--- BEGIN Material supplied ---

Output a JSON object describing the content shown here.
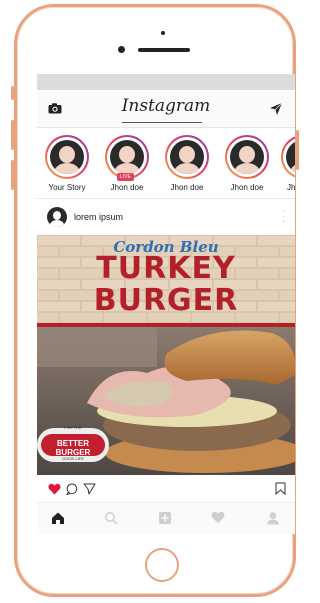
{
  "app": {
    "title": "Instagram"
  },
  "stories": [
    {
      "label": "Your Story",
      "live": false
    },
    {
      "label": "Jhon doe",
      "live": true,
      "badge": "LIVE"
    },
    {
      "label": "Jhon doe",
      "live": false
    },
    {
      "label": "Jhon doe",
      "live": false
    },
    {
      "label": "Jh",
      "live": false
    }
  ],
  "post": {
    "username": "lorem ipsum",
    "image": {
      "headline_top": "Cordon Bleu",
      "headline_1": "TURKEY",
      "headline_2": "BURGER",
      "brand_1": "BETTER BURGER",
      "brand_small_top": "FOR THE",
      "brand_small_bottom": "GOOD LIFE"
    },
    "liked": true
  },
  "icons": {
    "camera": "camera-icon",
    "send": "send-icon",
    "heart": "heart-icon",
    "comment": "comment-icon",
    "share": "share-icon",
    "bookmark": "bookmark-icon",
    "home": "home-icon",
    "search": "search-icon",
    "add": "add-icon",
    "activity": "activity-icon",
    "profile": "profile-icon"
  },
  "colors": {
    "frame": "#e8a37c",
    "like": "#e0173a",
    "headline": "#b3202a",
    "subtitle": "#2f6fb3"
  }
}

--- END Material supplied ---

Instruction
Repeat all the records above exactly, leaving out any pictures.

Answer to this problem
Output a JSON object describing the content shown here.
{
  "app": {
    "title": "Instagram"
  },
  "stories": [
    {
      "label": "Your Story",
      "live": false
    },
    {
      "label": "Jhon doe",
      "live": true,
      "badge": "LIVE"
    },
    {
      "label": "Jhon doe",
      "live": false
    },
    {
      "label": "Jhon doe",
      "live": false
    },
    {
      "label": "Jh",
      "live": false
    }
  ],
  "post": {
    "username": "lorem ipsum",
    "image": {
      "headline_top": "Cordon Bleu",
      "headline_1": "TURKEY",
      "headline_2": "BURGER",
      "brand_1": "BETTER BURGER",
      "brand_small_top": "FOR THE",
      "brand_small_bottom": "GOOD LIFE"
    },
    "liked": true
  },
  "icons": {
    "camera": "camera-icon",
    "send": "send-icon",
    "heart": "heart-icon",
    "comment": "comment-icon",
    "share": "share-icon",
    "bookmark": "bookmark-icon",
    "home": "home-icon",
    "search": "search-icon",
    "add": "add-icon",
    "activity": "activity-icon",
    "profile": "profile-icon"
  },
  "colors": {
    "frame": "#e8a37c",
    "like": "#e0173a",
    "headline": "#b3202a",
    "subtitle": "#2f6fb3"
  }
}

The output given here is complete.